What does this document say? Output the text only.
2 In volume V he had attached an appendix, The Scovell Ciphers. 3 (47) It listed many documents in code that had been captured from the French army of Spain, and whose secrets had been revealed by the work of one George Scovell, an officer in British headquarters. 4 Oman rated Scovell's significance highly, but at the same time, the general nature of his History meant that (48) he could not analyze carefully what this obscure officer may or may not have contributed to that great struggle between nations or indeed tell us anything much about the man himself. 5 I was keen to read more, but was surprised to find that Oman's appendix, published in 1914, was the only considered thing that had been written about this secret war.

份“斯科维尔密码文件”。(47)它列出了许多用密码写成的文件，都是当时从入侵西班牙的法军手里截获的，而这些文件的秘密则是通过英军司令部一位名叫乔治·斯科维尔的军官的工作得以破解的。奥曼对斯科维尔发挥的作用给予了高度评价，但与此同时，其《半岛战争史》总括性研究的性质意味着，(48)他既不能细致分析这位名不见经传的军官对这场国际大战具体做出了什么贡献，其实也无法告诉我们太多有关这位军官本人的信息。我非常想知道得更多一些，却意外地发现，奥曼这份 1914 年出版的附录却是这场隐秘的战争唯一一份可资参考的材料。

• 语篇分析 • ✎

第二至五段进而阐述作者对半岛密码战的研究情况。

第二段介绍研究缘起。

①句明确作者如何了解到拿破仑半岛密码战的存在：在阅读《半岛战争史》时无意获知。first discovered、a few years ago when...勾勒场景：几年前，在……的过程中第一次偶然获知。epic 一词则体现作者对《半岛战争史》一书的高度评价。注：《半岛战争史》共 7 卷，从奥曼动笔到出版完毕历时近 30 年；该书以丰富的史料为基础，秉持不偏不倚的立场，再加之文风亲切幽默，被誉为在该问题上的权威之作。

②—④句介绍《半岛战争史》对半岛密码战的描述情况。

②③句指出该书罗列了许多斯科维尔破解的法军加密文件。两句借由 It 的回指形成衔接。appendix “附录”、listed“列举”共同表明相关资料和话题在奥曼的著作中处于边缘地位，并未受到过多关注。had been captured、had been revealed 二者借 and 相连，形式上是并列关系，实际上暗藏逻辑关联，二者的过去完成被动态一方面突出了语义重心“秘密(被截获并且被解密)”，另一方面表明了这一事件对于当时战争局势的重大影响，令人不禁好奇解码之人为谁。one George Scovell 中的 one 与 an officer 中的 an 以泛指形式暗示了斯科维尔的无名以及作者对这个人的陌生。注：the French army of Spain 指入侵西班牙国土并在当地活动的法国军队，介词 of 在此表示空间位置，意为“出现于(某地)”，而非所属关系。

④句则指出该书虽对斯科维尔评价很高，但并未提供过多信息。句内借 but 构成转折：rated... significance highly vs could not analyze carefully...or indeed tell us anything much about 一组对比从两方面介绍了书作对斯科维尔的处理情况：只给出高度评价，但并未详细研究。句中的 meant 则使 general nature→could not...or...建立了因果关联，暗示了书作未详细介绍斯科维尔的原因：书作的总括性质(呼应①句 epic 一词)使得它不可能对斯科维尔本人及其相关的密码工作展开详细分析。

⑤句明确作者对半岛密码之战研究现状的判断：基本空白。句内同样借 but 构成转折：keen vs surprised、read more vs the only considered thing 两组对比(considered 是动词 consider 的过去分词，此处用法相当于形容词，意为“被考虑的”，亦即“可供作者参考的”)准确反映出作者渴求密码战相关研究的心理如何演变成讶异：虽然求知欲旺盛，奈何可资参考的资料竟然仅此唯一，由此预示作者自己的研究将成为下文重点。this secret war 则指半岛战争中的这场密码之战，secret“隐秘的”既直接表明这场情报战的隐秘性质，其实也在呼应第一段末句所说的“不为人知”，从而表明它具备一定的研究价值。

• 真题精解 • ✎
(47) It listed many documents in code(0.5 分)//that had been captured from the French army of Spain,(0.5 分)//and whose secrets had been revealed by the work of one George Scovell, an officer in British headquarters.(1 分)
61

---

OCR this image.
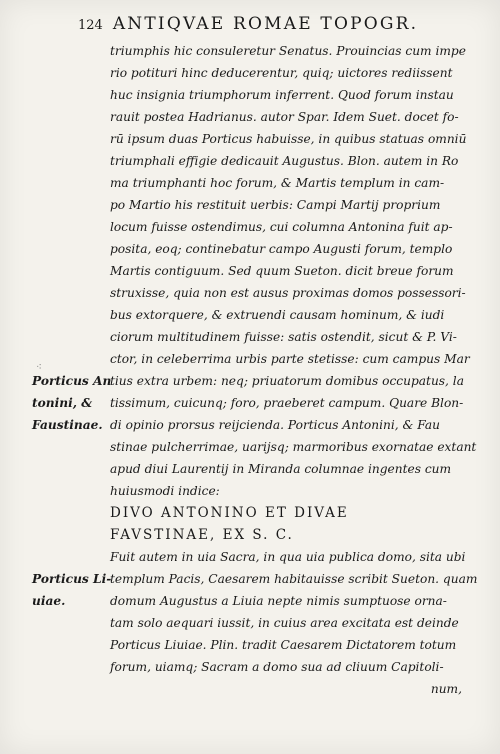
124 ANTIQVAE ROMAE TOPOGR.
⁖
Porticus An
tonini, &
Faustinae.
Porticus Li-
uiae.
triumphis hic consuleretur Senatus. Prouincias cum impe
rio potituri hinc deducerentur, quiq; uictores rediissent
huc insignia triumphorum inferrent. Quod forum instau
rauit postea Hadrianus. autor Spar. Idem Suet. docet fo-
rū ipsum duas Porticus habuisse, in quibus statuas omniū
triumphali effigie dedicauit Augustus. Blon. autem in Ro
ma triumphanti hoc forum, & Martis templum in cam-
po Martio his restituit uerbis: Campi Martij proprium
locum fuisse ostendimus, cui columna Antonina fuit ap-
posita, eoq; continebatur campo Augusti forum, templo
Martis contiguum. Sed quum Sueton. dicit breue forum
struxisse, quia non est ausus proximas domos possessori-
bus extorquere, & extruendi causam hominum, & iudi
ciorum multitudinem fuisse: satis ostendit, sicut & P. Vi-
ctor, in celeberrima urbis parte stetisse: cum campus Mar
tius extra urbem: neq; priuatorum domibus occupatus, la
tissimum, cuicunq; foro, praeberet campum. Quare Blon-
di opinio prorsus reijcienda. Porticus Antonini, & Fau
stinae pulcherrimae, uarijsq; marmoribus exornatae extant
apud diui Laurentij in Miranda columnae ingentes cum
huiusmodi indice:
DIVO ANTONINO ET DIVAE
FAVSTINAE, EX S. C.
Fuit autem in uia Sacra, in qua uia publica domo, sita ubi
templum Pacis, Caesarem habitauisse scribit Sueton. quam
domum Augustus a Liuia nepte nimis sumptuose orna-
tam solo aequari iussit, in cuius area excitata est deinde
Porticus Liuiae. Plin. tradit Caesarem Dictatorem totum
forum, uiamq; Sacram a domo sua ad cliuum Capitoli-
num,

### What the task requires
Search the data above for the string "epic" and return every line that has it.

### Reply to the task
①句明确作者如何了解到拿破仑半岛密码战的存在：在阅读《半岛战争史》时无意获知。first discovered、a few years ago when...勾勒场景：几年前，在……的过程中第一次偶然获知。epic 一词则体现作者对《半岛战争史》一书的高度评价。注：《半岛战争史》共 7 卷，从奥曼动笔到出版完毕历时近 30 年；该书以丰富的史料为基础，秉持不偏不倚的立场，再加之文风亲切幽默，被誉为在该问题上的权威之作。
④句则指出该书虽对斯科维尔评价很高，但并未提供过多信息。句内借 but 构成转折：rated... significance highly vs could not analyze carefully...or indeed tell us anything much about 一组对比从两方面介绍了书作对斯科维尔的处理情况：只给出高度评价，但并未详细研究。句中的 meant 则使 general nature→could not...or...建立了因果关联，暗示了书作未详细介绍斯科维尔的原因：书作的总括性质(呼应①句 epic 一词)使得它不可能对斯科维尔本人及其相关的密码工作展开详细分析。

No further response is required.